━━ Task material

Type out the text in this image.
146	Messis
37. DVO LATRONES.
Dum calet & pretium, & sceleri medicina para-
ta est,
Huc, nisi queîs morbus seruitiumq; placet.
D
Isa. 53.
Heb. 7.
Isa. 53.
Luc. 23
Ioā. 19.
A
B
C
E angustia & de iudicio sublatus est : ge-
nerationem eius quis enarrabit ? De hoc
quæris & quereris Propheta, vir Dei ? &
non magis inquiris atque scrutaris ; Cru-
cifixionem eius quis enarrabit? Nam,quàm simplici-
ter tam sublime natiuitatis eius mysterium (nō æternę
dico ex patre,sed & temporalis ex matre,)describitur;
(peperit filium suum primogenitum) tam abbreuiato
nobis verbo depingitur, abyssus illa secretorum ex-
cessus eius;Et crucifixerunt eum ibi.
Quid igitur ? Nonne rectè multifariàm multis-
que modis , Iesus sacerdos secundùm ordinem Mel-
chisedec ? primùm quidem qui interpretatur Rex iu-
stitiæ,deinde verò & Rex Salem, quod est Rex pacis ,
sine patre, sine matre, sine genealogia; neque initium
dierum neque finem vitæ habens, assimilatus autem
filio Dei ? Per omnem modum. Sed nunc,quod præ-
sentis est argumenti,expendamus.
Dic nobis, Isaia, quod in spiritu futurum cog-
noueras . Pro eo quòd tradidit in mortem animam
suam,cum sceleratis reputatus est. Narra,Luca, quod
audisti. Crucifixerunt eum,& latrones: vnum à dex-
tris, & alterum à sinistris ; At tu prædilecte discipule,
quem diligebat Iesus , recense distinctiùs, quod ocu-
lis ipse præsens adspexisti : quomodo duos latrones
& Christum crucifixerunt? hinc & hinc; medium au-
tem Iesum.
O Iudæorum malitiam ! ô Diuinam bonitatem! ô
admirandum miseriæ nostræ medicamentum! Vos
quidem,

━━━━

**Aim of the task**
Repeat the entries shown above, every one, word for word.

**Result of this exercise**
Type out the text in this image.
146	Messis
37. DVO LATRONES.
Dum calet & pretium, & sceleri medicina para-
ta est,
Huc, nisi queîs morbus seruitiumq; placet.
D
Isa. 53.
Heb. 7.
Isa. 53.
Luc. 23
Ioā. 19.
A
B
C
E angustia & de iudicio sublatus est : ge-
nerationem eius quis enarrabit ? De hoc
quæris & quereris Propheta, vir Dei ? &
non magis inquiris atque scrutaris ; Cru-
cifixionem eius quis enarrabit? Nam,quàm simplici-
ter tam sublime natiuitatis eius mysterium (nō æternę
dico ex patre,sed & temporalis ex matre,)describitur;
(peperit filium suum primogenitum) tam abbreuiato
nobis verbo depingitur, abyssus illa secretorum ex-
cessus eius;Et crucifixerunt eum ibi.
Quid igitur ? Nonne rectè multifariàm multis-
que modis , Iesus sacerdos secundùm ordinem Mel-
chisedec ? primùm quidem qui interpretatur Rex iu-
stitiæ,deinde verò & Rex Salem, quod est Rex pacis ,
sine patre, sine matre, sine genealogia; neque initium
dierum neque finem vitæ habens, assimilatus autem
filio Dei ? Per omnem modum. Sed nunc,quod præ-
sentis est argumenti,expendamus.
Dic nobis, Isaia, quod in spiritu futurum cog-
noueras . Pro eo quòd tradidit in mortem animam
suam,cum sceleratis reputatus est. Narra,Luca, quod
audisti. Crucifixerunt eum,& latrones: vnum à dex-
tris, & alterum à sinistris ; At tu prædilecte discipule,
quem diligebat Iesus , recense distinctiùs, quod ocu-
lis ipse præsens adspexisti : quomodo duos latrones
& Christum crucifixerunt? hinc & hinc; medium au-
tem Iesum.
O Iudæorum malitiam ! ô Diuinam bonitatem! ô
admirandum miseriæ nostræ medicamentum! Vos
quidem,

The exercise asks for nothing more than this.